WRITTEN REQUEST —
Copy whichever lines contain the string "Source".
## Start RECORDED INFORMATION
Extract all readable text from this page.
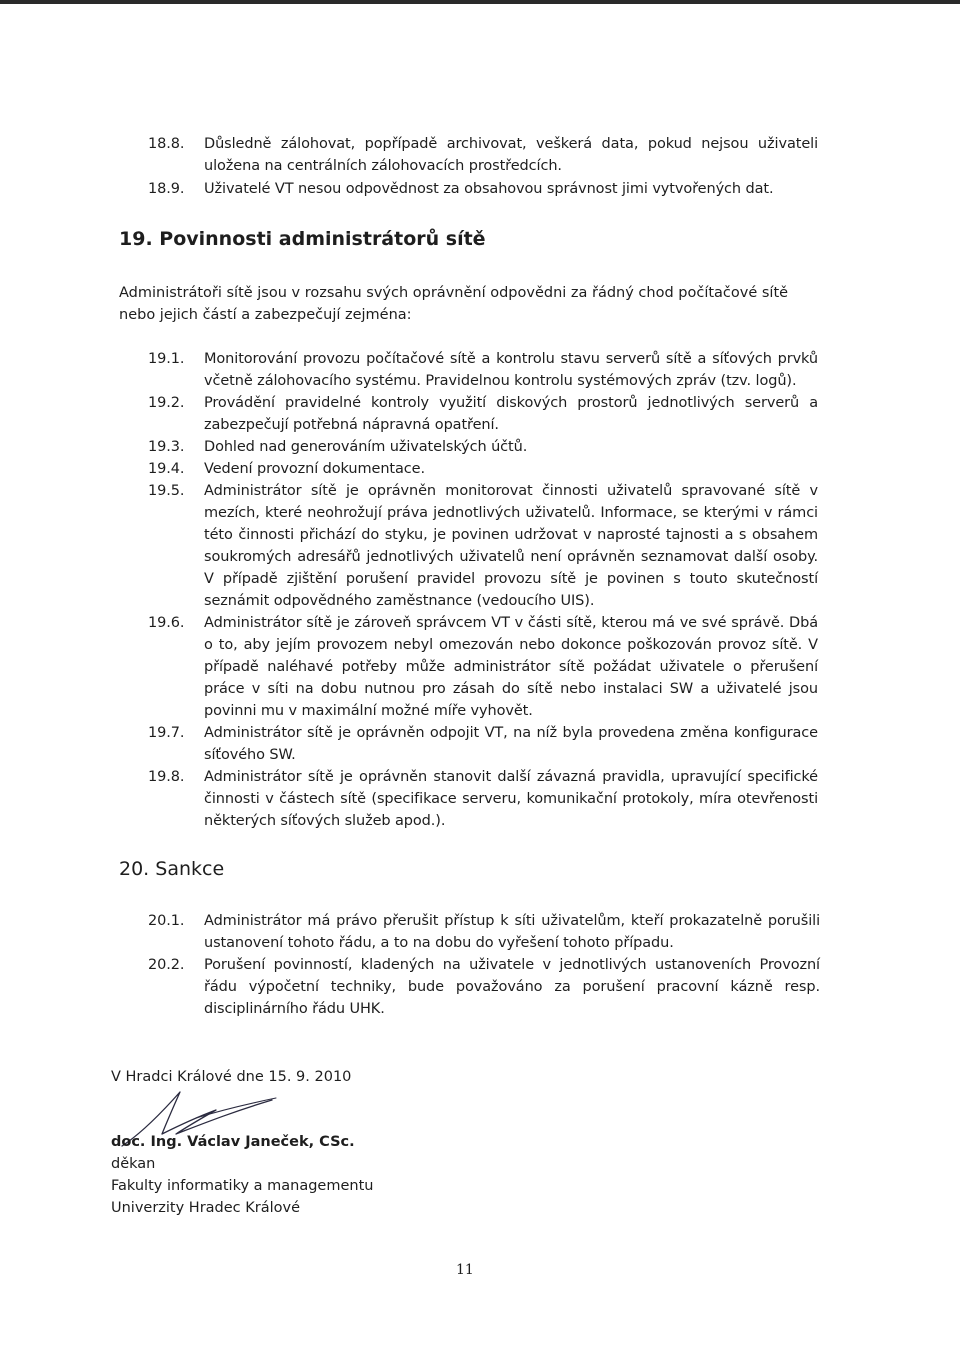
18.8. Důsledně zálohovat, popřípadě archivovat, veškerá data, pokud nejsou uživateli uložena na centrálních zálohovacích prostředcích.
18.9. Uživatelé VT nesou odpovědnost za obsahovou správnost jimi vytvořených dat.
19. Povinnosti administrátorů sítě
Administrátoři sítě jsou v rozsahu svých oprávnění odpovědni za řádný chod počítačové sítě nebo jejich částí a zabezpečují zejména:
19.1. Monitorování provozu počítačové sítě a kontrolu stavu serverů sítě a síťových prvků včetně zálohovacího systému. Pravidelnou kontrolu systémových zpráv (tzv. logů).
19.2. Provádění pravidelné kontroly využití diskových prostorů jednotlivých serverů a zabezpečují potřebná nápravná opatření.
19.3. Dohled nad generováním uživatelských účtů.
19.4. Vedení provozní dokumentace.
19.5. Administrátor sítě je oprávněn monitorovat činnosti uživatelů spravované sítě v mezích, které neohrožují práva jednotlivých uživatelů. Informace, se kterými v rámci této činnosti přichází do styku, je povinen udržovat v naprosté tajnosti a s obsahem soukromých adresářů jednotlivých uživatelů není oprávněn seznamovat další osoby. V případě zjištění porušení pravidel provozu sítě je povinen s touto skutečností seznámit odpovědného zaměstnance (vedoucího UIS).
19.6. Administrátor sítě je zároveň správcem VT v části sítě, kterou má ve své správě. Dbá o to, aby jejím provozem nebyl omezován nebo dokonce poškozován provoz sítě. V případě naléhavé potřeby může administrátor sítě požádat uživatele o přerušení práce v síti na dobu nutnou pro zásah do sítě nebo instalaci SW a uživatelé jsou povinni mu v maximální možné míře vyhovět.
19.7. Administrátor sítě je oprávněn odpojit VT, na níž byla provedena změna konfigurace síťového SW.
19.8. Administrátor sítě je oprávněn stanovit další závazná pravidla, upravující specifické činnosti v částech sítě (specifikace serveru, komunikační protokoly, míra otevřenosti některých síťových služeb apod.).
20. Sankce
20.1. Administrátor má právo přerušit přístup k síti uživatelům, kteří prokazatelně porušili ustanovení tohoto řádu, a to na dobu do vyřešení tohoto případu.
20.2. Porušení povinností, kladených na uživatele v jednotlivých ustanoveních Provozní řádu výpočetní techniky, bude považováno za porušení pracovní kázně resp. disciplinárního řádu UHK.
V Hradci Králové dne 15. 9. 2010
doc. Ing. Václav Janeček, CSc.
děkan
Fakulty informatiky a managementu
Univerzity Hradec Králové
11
## End RECORDED INFORMATION
## Start RECORDED INFORMATION
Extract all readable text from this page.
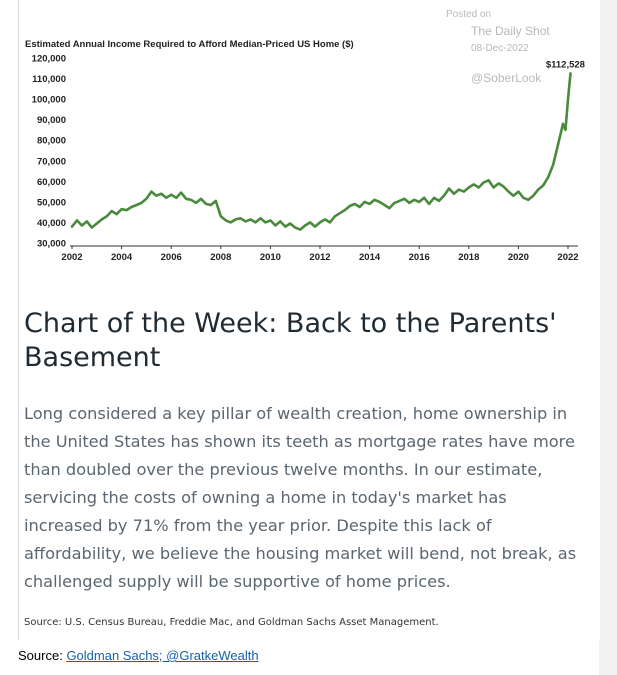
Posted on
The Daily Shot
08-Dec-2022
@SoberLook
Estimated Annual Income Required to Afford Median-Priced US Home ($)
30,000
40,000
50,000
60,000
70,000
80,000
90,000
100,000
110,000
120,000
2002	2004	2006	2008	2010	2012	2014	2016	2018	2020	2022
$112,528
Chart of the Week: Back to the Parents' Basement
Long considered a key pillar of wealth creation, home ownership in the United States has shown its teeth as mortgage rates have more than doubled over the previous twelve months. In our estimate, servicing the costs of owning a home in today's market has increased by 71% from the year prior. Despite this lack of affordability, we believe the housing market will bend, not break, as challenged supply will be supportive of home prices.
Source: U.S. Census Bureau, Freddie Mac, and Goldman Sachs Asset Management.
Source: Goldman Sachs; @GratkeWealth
## End RECORDED INFORMATION
ANSWER TO THE PROBLEM —
Source: U.S. Census Bureau, Freddie Mac, and Goldman Sachs Asset Management.
Source: Goldman Sachs; @GratkeWealth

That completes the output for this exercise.